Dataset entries
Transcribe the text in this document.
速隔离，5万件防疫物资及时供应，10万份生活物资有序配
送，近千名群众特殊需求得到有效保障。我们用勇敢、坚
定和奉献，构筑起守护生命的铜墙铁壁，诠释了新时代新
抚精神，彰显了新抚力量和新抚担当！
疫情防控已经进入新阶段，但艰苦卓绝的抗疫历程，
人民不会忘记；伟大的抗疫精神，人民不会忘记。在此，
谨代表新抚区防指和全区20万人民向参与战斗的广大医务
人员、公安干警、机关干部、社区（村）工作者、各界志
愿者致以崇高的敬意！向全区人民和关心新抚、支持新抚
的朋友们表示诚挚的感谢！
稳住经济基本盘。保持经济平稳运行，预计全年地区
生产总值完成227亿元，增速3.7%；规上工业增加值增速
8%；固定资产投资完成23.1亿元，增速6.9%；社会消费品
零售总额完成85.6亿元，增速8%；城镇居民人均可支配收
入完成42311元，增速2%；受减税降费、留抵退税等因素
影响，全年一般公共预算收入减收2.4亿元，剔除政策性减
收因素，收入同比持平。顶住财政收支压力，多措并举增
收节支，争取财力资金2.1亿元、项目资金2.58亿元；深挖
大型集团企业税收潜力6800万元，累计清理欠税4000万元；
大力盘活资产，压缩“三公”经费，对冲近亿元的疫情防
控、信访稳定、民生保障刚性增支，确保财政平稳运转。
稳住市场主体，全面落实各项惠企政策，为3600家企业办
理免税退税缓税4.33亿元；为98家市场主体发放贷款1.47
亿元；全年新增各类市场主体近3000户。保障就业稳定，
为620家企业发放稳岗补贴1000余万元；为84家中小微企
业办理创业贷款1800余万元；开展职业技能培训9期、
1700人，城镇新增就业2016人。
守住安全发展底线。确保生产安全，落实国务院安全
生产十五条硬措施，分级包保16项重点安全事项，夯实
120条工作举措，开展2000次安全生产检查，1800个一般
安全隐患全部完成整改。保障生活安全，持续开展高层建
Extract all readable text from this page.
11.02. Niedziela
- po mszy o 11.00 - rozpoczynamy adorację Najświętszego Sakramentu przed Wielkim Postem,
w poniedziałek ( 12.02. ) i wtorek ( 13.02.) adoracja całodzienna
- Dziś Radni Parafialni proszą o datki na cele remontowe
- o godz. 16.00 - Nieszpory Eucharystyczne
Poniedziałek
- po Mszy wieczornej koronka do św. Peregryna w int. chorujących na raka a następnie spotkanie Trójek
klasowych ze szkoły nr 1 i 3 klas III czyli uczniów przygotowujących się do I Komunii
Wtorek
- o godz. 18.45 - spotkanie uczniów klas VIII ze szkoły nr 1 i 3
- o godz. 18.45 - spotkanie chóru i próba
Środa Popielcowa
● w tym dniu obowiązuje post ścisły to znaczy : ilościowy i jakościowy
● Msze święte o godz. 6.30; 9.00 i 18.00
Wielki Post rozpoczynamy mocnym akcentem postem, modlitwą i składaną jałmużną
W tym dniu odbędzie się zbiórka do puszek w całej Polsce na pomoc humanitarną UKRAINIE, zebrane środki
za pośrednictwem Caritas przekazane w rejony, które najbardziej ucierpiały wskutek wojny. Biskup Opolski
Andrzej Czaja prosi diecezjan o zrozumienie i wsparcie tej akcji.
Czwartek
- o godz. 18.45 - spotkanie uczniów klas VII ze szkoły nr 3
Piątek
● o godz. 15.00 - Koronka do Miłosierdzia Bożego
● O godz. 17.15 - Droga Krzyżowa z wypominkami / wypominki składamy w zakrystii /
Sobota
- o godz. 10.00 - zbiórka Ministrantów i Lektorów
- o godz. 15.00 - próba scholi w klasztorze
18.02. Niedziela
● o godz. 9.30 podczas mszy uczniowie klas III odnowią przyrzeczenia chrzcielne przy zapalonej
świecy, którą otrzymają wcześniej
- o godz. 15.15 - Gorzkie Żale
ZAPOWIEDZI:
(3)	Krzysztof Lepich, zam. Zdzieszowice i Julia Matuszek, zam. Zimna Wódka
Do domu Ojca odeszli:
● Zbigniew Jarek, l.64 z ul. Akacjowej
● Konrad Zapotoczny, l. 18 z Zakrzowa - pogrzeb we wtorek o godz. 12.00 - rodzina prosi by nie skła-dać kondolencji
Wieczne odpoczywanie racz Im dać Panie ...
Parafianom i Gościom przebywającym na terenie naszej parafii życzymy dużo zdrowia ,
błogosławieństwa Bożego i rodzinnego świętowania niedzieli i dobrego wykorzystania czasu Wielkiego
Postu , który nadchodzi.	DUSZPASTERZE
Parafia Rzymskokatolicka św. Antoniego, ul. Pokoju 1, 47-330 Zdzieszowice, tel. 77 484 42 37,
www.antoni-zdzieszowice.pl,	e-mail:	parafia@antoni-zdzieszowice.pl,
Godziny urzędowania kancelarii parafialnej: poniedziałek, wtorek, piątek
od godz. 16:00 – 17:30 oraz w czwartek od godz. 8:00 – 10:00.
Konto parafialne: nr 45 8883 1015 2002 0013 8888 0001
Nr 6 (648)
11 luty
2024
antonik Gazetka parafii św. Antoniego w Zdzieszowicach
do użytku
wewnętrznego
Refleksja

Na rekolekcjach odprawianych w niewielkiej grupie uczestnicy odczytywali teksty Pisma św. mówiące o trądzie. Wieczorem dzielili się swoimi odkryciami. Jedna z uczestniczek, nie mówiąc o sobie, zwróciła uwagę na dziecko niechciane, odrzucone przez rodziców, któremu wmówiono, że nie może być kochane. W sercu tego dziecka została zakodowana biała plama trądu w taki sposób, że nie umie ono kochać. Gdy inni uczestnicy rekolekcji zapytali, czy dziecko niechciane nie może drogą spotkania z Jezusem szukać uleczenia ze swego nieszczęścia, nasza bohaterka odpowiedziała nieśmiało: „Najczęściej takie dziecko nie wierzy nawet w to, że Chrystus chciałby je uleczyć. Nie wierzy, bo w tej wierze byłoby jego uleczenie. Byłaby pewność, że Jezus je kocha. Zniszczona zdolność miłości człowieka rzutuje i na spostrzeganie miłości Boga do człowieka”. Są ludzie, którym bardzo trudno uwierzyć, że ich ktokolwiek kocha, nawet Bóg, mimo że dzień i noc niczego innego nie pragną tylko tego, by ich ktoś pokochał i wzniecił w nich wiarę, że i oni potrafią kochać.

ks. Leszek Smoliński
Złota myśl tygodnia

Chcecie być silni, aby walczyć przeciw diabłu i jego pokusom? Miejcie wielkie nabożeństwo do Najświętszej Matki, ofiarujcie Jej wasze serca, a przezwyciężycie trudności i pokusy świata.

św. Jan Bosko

### What the task requires
Repeat each entry word for word.

### Solution
Transcribe the text in this document.
速隔离，5万件防疫物资及时供应，10万份生活物资有序配
送，近千名群众特殊需求得到有效保障。我们用勇敢、坚
定和奉献，构筑起守护生命的铜墙铁壁，诠释了新时代新
抚精神，彰显了新抚力量和新抚担当！
疫情防控已经进入新阶段，但艰苦卓绝的抗疫历程，
人民不会忘记；伟大的抗疫精神，人民不会忘记。在此，
谨代表新抚区防指和全区20万人民向参与战斗的广大医务
人员、公安干警、机关干部、社区（村）工作者、各界志
愿者致以崇高的敬意！向全区人民和关心新抚、支持新抚
的朋友们表示诚挚的感谢！
稳住经济基本盘。保持经济平稳运行，预计全年地区
生产总值完成227亿元，增速3.7%；规上工业增加值增速
8%；固定资产投资完成23.1亿元，增速6.9%；社会消费品
零售总额完成85.6亿元，增速8%；城镇居民人均可支配收
入完成42311元，增速2%；受减税降费、留抵退税等因素
影响，全年一般公共预算收入减收2.4亿元，剔除政策性减
收因素，收入同比持平。顶住财政收支压力，多措并举增
收节支，争取财力资金2.1亿元、项目资金2.58亿元；深挖
大型集团企业税收潜力6800万元，累计清理欠税4000万元；
大力盘活资产，压缩“三公”经费，对冲近亿元的疫情防
控、信访稳定、民生保障刚性增支，确保财政平稳运转。
稳住市场主体，全面落实各项惠企政策，为3600家企业办
理免税退税缓税4.33亿元；为98家市场主体发放贷款1.47
亿元；全年新增各类市场主体近3000户。保障就业稳定，
为620家企业发放稳岗补贴1000余万元；为84家中小微企
业办理创业贷款1800余万元；开展职业技能培训9期、
1700人，城镇新增就业2016人。
守住安全发展底线。确保生产安全，落实国务院安全
生产十五条硬措施，分级包保16项重点安全事项，夯实
120条工作举措，开展2000次安全生产检查，1800个一般
安全隐患全部完成整改。保障生活安全，持续开展高层建
Extract all readable text from this page.
11.02. Niedziela
- po mszy o 11.00 - rozpoczynamy adorację Najświętszego Sakramentu przed Wielkim Postem,
w poniedziałek ( 12.02. ) i wtorek ( 13.02.) adoracja całodzienna
- Dziś Radni Parafialni proszą o datki na cele remontowe
- o godz. 16.00 - Nieszpory Eucharystyczne
Poniedziałek
- po Mszy wieczornej koronka do św. Peregryna w int. chorujących na raka a następnie spotkanie Trójek
klasowych ze szkoły nr 1 i 3 klas III czyli uczniów przygotowujących się do I Komunii
Wtorek
- o godz. 18.45 - spotkanie uczniów klas VIII ze szkoły nr 1 i 3
- o godz. 18.45 - spotkanie chóru i próba
Środa Popielcowa
● w tym dniu obowiązuje post ścisły to znaczy : ilościowy i jakościowy
● Msze święte o godz. 6.30; 9.00 i 18.00
Wielki Post rozpoczynamy mocnym akcentem postem, modlitwą i składaną jałmużną
W tym dniu odbędzie się zbiórka do puszek w całej Polsce na pomoc humanitarną UKRAINIE, zebrane środki
za pośrednictwem Caritas przekazane w rejony, które najbardziej ucierpiały wskutek wojny. Biskup Opolski
Andrzej Czaja prosi diecezjan o zrozumienie i wsparcie tej akcji.
Czwartek
- o godz. 18.45 - spotkanie uczniów klas VII ze szkoły nr 3
Piątek
● o godz. 15.00 - Koronka do Miłosierdzia Bożego
● O godz. 17.15 - Droga Krzyżowa z wypominkami / wypominki składamy w zakrystii /
Sobota
- o godz. 10.00 - zbiórka Ministrantów i Lektorów
- o godz. 15.00 - próba scholi w klasztorze
18.02. Niedziela
● o godz. 9.30 podczas mszy uczniowie klas III odnowią przyrzeczenia chrzcielne przy zapalonej
świecy, którą otrzymają wcześniej
- o godz. 15.15 - Gorzkie Żale
ZAPOWIEDZI:
(3)	Krzysztof Lepich, zam. Zdzieszowice i Julia Matuszek, zam. Zimna Wódka
Do domu Ojca odeszli:
● Zbigniew Jarek, l.64 z ul. Akacjowej
● Konrad Zapotoczny, l. 18 z Zakrzowa - pogrzeb we wtorek o godz. 12.00 - rodzina prosi by nie skła-dać kondolencji
Wieczne odpoczywanie racz Im dać Panie ...
Parafianom i Gościom przebywającym na terenie naszej parafii życzymy dużo zdrowia ,
błogosławieństwa Bożego i rodzinnego świętowania niedzieli i dobrego wykorzystania czasu Wielkiego
Postu , który nadchodzi.	DUSZPASTERZE
Parafia Rzymskokatolicka św. Antoniego, ul. Pokoju 1, 47-330 Zdzieszowice, tel. 77 484 42 37,
www.antoni-zdzieszowice.pl,	e-mail:	parafia@antoni-zdzieszowice.pl,
Godziny urzędowania kancelarii parafialnej: poniedziałek, wtorek, piątek
od godz. 16:00 – 17:30 oraz w czwartek od godz. 8:00 – 10:00.
Konto parafialne: nr 45 8883 1015 2002 0013 8888 0001
Nr 6 (648)
11 luty
2024
antonik Gazetka parafii św. Antoniego w Zdzieszowicach
do użytku
wewnętrznego
Refleksja

Na rekolekcjach odprawianych w niewielkiej grupie uczestnicy odczytywali teksty Pisma św. mówiące o trądzie. Wieczorem dzielili się swoimi odkryciami. Jedna z uczestniczek, nie mówiąc o sobie, zwróciła uwagę na dziecko niechciane, odrzucone przez rodziców, któremu wmówiono, że nie może być kochane. W sercu tego dziecka została zakodowana biała plama trądu w taki sposób, że nie umie ono kochać. Gdy inni uczestnicy rekolekcji zapytali, czy dziecko niechciane nie może drogą spotkania z Jezusem szukać uleczenia ze swego nieszczęścia, nasza bohaterka odpowiedziała nieśmiało: „Najczęściej takie dziecko nie wierzy nawet w to, że Chrystus chciałby je uleczyć. Nie wierzy, bo w tej wierze byłoby jego uleczenie. Byłaby pewność, że Jezus je kocha. Zniszczona zdolność miłości człowieka rzutuje i na spostrzeganie miłości Boga do człowieka”. Są ludzie, którym bardzo trudno uwierzyć, że ich ktokolwiek kocha, nawet Bóg, mimo że dzień i noc niczego innego nie pragną tylko tego, by ich ktoś pokochał i wzniecił w nich wiarę, że i oni potrafią kochać.

ks. Leszek Smoliński
Złota myśl tygodnia

Chcecie być silni, aby walczyć przeciw diabłu i jego pokusom? Miejcie wielkie nabożeństwo do Najświętszej Matki, ofiarujcie Jej wasze serca, a przezwyciężycie trudności i pokusy świata.

św. Jan Bosko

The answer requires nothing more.